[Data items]
--- start ---

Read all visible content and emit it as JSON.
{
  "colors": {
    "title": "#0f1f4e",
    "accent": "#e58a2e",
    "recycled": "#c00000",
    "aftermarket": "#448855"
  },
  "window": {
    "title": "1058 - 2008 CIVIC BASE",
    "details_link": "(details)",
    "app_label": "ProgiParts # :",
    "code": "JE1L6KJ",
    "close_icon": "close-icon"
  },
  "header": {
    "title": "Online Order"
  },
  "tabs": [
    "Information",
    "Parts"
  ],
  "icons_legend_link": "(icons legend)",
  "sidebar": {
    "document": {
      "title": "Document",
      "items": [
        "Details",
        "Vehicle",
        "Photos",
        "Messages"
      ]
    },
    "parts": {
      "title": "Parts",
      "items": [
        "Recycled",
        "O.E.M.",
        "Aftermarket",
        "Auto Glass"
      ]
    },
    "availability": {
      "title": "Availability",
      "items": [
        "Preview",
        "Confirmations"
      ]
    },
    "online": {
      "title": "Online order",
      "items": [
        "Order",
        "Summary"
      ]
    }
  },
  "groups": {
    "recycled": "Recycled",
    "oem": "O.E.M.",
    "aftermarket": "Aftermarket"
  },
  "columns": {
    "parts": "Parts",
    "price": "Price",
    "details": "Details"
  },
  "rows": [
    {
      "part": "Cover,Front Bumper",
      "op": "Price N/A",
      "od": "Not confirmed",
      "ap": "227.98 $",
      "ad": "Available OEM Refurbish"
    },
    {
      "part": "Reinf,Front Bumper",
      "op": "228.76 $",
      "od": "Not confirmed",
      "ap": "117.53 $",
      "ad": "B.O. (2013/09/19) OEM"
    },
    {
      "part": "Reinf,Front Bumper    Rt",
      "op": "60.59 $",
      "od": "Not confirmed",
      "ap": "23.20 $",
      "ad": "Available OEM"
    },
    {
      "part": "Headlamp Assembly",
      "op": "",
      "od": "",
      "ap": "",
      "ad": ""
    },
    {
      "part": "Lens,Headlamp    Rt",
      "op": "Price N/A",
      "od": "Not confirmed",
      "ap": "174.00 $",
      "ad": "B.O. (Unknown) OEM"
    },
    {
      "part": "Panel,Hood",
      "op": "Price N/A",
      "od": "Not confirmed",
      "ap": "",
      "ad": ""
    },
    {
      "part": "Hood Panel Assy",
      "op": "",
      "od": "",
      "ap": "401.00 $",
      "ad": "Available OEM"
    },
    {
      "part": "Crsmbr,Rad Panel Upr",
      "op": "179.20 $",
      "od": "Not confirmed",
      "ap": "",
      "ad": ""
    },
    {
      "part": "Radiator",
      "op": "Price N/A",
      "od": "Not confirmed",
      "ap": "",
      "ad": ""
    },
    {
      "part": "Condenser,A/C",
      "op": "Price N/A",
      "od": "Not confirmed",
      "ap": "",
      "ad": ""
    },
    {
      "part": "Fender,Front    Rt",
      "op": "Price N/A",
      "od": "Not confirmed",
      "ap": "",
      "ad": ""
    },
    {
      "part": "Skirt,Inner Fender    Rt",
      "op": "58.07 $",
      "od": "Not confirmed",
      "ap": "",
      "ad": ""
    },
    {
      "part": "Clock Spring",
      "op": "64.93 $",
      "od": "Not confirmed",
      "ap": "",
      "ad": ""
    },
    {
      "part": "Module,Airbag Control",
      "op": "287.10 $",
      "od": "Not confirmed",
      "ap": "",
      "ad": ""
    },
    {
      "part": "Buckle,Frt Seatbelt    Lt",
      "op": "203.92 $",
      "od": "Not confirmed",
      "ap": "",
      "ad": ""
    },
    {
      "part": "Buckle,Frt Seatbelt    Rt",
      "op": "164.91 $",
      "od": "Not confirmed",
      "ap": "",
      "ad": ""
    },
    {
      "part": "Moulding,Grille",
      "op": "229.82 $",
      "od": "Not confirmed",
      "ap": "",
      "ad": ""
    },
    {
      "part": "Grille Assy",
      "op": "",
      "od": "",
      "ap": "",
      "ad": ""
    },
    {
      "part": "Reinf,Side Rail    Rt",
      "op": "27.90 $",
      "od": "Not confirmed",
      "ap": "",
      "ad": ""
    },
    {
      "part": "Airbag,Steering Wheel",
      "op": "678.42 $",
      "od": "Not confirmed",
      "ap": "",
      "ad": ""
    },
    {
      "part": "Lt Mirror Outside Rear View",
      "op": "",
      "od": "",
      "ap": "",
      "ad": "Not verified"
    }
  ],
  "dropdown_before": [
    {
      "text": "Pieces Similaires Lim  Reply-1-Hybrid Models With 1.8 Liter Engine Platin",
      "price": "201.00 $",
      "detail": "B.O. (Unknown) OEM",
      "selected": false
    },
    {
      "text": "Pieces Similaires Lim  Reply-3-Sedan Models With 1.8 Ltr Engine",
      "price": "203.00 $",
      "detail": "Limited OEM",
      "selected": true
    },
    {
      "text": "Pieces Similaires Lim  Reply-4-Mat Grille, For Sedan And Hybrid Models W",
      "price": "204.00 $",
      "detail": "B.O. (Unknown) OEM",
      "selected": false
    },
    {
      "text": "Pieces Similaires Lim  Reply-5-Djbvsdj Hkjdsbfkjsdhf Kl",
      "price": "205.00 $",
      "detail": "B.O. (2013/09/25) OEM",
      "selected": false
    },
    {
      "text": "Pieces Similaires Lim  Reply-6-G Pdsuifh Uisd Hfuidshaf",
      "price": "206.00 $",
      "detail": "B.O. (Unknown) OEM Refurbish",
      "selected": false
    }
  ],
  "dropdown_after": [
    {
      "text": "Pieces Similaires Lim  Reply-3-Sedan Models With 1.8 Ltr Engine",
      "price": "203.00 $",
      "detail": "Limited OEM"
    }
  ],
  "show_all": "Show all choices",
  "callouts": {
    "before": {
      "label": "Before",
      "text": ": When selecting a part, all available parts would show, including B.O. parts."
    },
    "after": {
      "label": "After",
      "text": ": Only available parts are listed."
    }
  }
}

--- end ---

● **TO DO**
Gather each line from the entries above that includes the word "Hood".

● **SOLUTION TO THIS TASK**
      "part": "Panel,Hood",
      "part": "Hood Panel Assy",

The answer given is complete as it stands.